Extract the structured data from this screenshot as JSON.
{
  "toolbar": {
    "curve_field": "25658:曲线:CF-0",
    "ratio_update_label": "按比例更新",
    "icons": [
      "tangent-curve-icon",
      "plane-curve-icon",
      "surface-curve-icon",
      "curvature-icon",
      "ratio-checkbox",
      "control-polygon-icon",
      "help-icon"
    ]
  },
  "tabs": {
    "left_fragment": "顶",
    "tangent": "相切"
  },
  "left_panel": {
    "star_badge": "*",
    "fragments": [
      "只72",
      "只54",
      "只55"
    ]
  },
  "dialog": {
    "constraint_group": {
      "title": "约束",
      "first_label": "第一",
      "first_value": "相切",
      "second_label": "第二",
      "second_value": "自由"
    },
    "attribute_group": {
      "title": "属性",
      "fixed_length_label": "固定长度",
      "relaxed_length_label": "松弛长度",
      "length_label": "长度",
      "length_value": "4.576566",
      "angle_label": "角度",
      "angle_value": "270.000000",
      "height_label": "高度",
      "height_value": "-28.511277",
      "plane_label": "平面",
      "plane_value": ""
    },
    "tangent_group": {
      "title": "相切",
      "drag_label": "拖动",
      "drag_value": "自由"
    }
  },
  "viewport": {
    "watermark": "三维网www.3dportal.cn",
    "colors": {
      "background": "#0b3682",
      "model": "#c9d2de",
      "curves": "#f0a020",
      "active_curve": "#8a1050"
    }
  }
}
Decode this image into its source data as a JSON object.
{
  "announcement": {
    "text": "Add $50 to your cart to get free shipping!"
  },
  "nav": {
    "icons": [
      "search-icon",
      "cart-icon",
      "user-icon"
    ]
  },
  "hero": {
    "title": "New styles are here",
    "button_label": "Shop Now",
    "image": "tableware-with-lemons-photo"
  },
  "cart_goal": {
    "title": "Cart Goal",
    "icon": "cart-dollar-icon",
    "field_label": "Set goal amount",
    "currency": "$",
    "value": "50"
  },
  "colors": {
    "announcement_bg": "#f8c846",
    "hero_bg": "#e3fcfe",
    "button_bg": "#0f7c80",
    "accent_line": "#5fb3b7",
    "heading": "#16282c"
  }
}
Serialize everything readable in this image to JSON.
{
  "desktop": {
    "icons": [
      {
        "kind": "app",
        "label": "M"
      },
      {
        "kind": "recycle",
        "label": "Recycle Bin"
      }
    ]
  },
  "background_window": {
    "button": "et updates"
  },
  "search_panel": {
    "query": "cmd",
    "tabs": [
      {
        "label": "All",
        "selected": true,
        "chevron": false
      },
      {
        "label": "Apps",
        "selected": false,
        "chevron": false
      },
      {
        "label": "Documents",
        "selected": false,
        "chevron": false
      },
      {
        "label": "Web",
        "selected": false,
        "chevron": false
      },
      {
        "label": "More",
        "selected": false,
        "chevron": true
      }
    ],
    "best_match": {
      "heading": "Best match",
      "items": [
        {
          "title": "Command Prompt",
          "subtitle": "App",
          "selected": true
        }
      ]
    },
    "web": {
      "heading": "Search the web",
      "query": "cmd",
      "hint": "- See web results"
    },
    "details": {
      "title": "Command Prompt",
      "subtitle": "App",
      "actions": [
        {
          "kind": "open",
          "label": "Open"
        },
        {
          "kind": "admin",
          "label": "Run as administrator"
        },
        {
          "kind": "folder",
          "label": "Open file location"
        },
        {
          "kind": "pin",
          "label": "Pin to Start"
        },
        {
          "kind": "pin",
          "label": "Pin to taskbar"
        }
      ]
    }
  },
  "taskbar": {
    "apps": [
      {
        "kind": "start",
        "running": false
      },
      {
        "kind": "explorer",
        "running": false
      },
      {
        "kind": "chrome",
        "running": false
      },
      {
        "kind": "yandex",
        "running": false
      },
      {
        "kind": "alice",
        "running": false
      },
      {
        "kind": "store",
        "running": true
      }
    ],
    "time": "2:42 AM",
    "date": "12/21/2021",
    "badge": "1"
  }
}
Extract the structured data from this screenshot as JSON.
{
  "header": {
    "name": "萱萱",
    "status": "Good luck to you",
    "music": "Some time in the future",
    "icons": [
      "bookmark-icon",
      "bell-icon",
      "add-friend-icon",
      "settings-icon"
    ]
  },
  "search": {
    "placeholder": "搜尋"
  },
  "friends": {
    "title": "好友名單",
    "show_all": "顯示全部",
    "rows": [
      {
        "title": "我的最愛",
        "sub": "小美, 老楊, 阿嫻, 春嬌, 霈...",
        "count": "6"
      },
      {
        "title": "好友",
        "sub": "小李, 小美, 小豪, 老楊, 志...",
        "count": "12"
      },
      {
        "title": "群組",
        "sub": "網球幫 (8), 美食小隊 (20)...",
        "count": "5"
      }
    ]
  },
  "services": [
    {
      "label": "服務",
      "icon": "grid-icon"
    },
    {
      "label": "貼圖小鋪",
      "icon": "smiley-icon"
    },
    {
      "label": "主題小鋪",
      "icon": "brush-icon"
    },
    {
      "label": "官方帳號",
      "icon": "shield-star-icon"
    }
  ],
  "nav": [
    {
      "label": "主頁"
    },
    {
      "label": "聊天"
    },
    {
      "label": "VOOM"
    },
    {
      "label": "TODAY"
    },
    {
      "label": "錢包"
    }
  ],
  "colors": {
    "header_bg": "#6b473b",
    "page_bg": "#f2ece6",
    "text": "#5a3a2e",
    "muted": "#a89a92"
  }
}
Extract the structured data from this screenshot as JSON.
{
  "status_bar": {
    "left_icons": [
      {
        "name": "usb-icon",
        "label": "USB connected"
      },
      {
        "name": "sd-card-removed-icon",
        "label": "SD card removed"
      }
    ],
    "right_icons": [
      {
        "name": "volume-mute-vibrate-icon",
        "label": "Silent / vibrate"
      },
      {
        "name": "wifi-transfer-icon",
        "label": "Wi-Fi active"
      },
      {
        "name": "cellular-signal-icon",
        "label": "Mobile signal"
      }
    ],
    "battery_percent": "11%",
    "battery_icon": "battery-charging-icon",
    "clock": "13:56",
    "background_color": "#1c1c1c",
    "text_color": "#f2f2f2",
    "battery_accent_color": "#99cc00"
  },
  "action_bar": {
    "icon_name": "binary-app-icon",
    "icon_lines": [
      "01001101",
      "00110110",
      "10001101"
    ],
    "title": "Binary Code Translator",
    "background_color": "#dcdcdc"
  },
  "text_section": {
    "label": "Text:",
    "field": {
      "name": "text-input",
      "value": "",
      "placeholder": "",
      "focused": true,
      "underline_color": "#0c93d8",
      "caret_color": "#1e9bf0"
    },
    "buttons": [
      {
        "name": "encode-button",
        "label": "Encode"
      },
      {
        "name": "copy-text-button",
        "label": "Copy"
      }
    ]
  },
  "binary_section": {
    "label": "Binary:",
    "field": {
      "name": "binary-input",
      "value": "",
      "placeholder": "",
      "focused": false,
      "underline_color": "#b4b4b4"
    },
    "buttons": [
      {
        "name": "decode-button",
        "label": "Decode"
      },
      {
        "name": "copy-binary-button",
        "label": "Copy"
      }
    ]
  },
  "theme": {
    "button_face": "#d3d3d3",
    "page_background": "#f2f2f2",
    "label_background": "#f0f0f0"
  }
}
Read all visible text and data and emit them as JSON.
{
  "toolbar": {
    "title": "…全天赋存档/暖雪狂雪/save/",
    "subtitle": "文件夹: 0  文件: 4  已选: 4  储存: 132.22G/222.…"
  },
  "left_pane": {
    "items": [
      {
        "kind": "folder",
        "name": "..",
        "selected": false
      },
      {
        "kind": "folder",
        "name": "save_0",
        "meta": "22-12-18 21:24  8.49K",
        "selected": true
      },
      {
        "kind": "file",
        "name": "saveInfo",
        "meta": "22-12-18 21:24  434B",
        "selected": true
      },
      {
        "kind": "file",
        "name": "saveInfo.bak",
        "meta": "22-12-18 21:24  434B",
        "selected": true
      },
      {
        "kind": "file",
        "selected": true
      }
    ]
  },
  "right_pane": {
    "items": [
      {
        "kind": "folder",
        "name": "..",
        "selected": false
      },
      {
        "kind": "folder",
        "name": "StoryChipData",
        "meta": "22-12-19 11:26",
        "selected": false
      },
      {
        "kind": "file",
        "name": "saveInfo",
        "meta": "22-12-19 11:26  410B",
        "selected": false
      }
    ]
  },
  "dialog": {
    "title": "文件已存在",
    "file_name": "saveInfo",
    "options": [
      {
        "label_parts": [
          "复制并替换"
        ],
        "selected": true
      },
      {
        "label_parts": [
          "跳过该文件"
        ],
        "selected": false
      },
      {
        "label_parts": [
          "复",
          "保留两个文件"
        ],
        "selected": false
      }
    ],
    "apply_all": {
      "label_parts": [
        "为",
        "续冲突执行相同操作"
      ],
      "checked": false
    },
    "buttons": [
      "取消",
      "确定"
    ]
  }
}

# SHORT TASK:
Gather up the lines containing the word "subtitle" from these records and copy them.

# TASK RESPONSE:
          "subtitle": "App",
      "subtitle": "App",
    "subtitle": "文件夹: 0  文件: 4  已选: 4  储存: 132.22G/222.…"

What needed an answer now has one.